-------- Source records --------

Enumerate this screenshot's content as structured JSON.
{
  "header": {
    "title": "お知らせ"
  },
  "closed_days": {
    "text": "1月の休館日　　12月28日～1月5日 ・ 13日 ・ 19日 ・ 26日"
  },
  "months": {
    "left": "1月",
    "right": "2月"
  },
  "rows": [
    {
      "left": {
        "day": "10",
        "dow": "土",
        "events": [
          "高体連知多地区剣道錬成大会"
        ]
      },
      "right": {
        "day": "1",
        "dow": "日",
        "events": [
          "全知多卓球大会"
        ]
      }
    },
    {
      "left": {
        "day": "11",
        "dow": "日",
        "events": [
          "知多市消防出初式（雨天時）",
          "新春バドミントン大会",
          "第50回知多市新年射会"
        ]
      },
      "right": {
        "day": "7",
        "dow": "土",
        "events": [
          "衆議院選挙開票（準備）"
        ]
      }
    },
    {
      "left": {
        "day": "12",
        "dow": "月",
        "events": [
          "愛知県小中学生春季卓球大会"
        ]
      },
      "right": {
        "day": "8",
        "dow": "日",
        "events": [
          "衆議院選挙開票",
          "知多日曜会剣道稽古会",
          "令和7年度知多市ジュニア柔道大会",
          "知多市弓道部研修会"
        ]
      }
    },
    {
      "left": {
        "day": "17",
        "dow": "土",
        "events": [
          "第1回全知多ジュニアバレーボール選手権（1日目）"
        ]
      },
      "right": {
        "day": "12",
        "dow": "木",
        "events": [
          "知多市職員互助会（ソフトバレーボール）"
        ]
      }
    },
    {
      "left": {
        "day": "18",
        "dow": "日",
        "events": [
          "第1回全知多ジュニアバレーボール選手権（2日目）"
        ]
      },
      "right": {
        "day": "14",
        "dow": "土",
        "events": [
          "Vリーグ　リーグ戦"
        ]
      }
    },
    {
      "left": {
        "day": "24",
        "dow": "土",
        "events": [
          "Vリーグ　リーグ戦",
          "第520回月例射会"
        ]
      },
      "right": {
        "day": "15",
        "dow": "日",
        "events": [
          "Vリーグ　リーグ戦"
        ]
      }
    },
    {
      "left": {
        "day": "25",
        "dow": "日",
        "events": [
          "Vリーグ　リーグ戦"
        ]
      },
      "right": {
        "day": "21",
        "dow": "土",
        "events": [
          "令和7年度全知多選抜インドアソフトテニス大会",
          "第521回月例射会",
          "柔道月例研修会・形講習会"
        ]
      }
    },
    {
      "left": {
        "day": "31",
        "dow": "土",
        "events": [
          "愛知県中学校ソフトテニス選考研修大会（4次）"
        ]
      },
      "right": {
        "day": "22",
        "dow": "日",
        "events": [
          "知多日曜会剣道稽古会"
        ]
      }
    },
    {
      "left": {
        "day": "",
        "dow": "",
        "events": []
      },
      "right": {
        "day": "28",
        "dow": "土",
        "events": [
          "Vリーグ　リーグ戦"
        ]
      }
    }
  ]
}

--------

Exercise description: Repeat every line of the material exactly as given.

Result of this exercise:
Enumerate this screenshot's content as structured JSON.
{
  "header": {
    "title": "お知らせ"
  },
  "closed_days": {
    "text": "1月の休館日　　12月28日～1月5日 ・ 13日 ・ 19日 ・ 26日"
  },
  "months": {
    "left": "1月",
    "right": "2月"
  },
  "rows": [
    {
      "left": {
        "day": "10",
        "dow": "土",
        "events": [
          "高体連知多地区剣道錬成大会"
        ]
      },
      "right": {
        "day": "1",
        "dow": "日",
        "events": [
          "全知多卓球大会"
        ]
      }
    },
    {
      "left": {
        "day": "11",
        "dow": "日",
        "events": [
          "知多市消防出初式（雨天時）",
          "新春バドミントン大会",
          "第50回知多市新年射会"
        ]
      },
      "right": {
        "day": "7",
        "dow": "土",
        "events": [
          "衆議院選挙開票（準備）"
        ]
      }
    },
    {
      "left": {
        "day": "12",
        "dow": "月",
        "events": [
          "愛知県小中学生春季卓球大会"
        ]
      },
      "right": {
        "day": "8",
        "dow": "日",
        "events": [
          "衆議院選挙開票",
          "知多日曜会剣道稽古会",
          "令和7年度知多市ジュニア柔道大会",
          "知多市弓道部研修会"
        ]
      }
    },
    {
      "left": {
        "day": "17",
        "dow": "土",
        "events": [
          "第1回全知多ジュニアバレーボール選手権（1日目）"
        ]
      },
      "right": {
        "day": "12",
        "dow": "木",
        "events": [
          "知多市職員互助会（ソフトバレーボール）"
        ]
      }
    },
    {
      "left": {
        "day": "18",
        "dow": "日",
        "events": [
          "第1回全知多ジュニアバレーボール選手権（2日目）"
        ]
      },
      "right": {
        "day": "14",
        "dow": "土",
        "events": [
          "Vリーグ　リーグ戦"
        ]
      }
    },
    {
      "left": {
        "day": "24",
        "dow": "土",
        "events": [
          "Vリーグ　リーグ戦",
          "第520回月例射会"
        ]
      },
      "right": {
        "day": "15",
        "dow": "日",
        "events": [
          "Vリーグ　リーグ戦"
        ]
      }
    },
    {
      "left": {
        "day": "25",
        "dow": "日",
        "events": [
          "Vリーグ　リーグ戦"
        ]
      },
      "right": {
        "day": "21",
        "dow": "土",
        "events": [
          "令和7年度全知多選抜インドアソフトテニス大会",
          "第521回月例射会",
          "柔道月例研修会・形講習会"
        ]
      }
    },
    {
      "left": {
        "day": "31",
        "dow": "土",
        "events": [
          "愛知県中学校ソフトテニス選考研修大会（4次）"
        ]
      },
      "right": {
        "day": "22",
        "dow": "日",
        "events": [
          "知多日曜会剣道稽古会"
        ]
      }
    },
    {
      "left": {
        "day": "",
        "dow": "",
        "events": []
      },
      "right": {
        "day": "28",
        "dow": "土",
        "events": [
          "Vリーグ　リーグ戦"
        ]
      }
    }
  ]
}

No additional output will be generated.